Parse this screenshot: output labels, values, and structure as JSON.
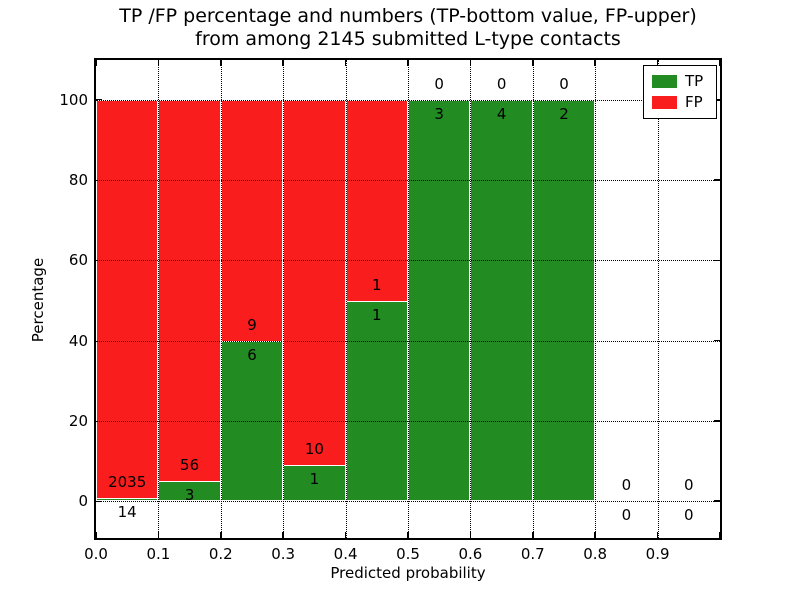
{
  "figure": {
    "title_line1": "TP /FP percentage and numbers (TP-bottom value, FP-upper)",
    "title_line2": "from among 2145 submitted L-type contacts",
    "xlabel": "Predicted probability",
    "ylabel": "Percentage"
  },
  "colors": {
    "tp": "#228b22",
    "fp": "#fa1d1d",
    "bar_edge": "#ffffff",
    "grid": "#000000",
    "background": "#ffffff",
    "text": "#000000"
  },
  "chart_data": {
    "type": "bar",
    "stacked": true,
    "units": "percent",
    "title": "TP /FP percentage and numbers (TP-bottom value, FP-upper) from among 2145 submitted L-type contacts",
    "xlabel": "Predicted probability",
    "ylabel": "Percentage",
    "total_submitted": 2145,
    "xlim": [
      0.0,
      1.0
    ],
    "ylim": [
      -9.3,
      110.2
    ],
    "grid": true,
    "grid_style": "dotted",
    "x_ticks": [
      "0.0",
      "0.1",
      "0.2",
      "0.3",
      "0.4",
      "0.5",
      "0.6",
      "0.7",
      "0.8",
      "0.9"
    ],
    "y_ticks": [
      "0",
      "20",
      "40",
      "60",
      "80",
      "100"
    ],
    "y_tick_values": [
      0,
      20,
      40,
      60,
      80,
      100
    ],
    "legend": {
      "position": "upper right",
      "entries": [
        {
          "label": "TP",
          "color": "#228b22"
        },
        {
          "label": "FP",
          "color": "#fa1d1d"
        }
      ]
    },
    "annotation_rule": "TP count below segment boundary, FP count above",
    "bins": [
      {
        "x_start": 0.0,
        "x_end": 0.1,
        "tp": 14,
        "fp": 2035,
        "tp_pct": 0.68,
        "fp_pct": 99.32
      },
      {
        "x_start": 0.1,
        "x_end": 0.2,
        "tp": 3,
        "fp": 56,
        "tp_pct": 5.08,
        "fp_pct": 94.92
      },
      {
        "x_start": 0.2,
        "x_end": 0.3,
        "tp": 6,
        "fp": 9,
        "tp_pct": 40.0,
        "fp_pct": 60.0
      },
      {
        "x_start": 0.3,
        "x_end": 0.4,
        "tp": 1,
        "fp": 10,
        "tp_pct": 9.09,
        "fp_pct": 90.91
      },
      {
        "x_start": 0.4,
        "x_end": 0.5,
        "tp": 1,
        "fp": 1,
        "tp_pct": 50.0,
        "fp_pct": 50.0
      },
      {
        "x_start": 0.5,
        "x_end": 0.6,
        "tp": 3,
        "fp": 0,
        "tp_pct": 100.0,
        "fp_pct": 0.0
      },
      {
        "x_start": 0.6,
        "x_end": 0.7,
        "tp": 4,
        "fp": 0,
        "tp_pct": 100.0,
        "fp_pct": 0.0
      },
      {
        "x_start": 0.7,
        "x_end": 0.8,
        "tp": 2,
        "fp": 0,
        "tp_pct": 100.0,
        "fp_pct": 0.0
      },
      {
        "x_start": 0.8,
        "x_end": 0.9,
        "tp": 0,
        "fp": 0,
        "tp_pct": null,
        "fp_pct": null
      },
      {
        "x_start": 0.9,
        "x_end": 1.0,
        "tp": 0,
        "fp": 0,
        "tp_pct": null,
        "fp_pct": null
      }
    ]
  }
}
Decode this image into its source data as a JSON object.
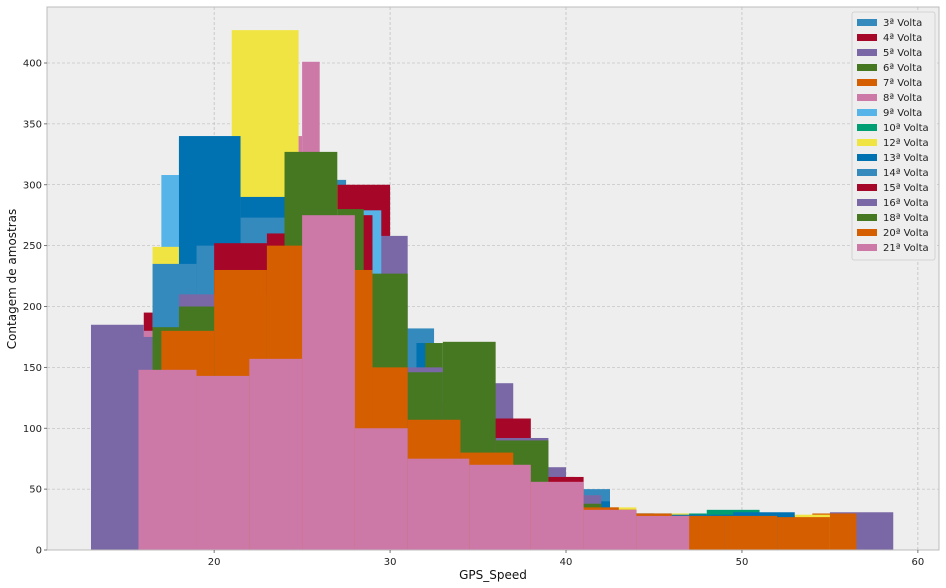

◆ ◆ ◆

Identify the lines of the data that contain the word "from". Copy each of them.

    "title_line2": "from among 2145 submitted L-type contacts",
    "title": "TP /FP percentage and numbers (TP-bottom value, FP-upper) from among 2145 submitted L-type contacts",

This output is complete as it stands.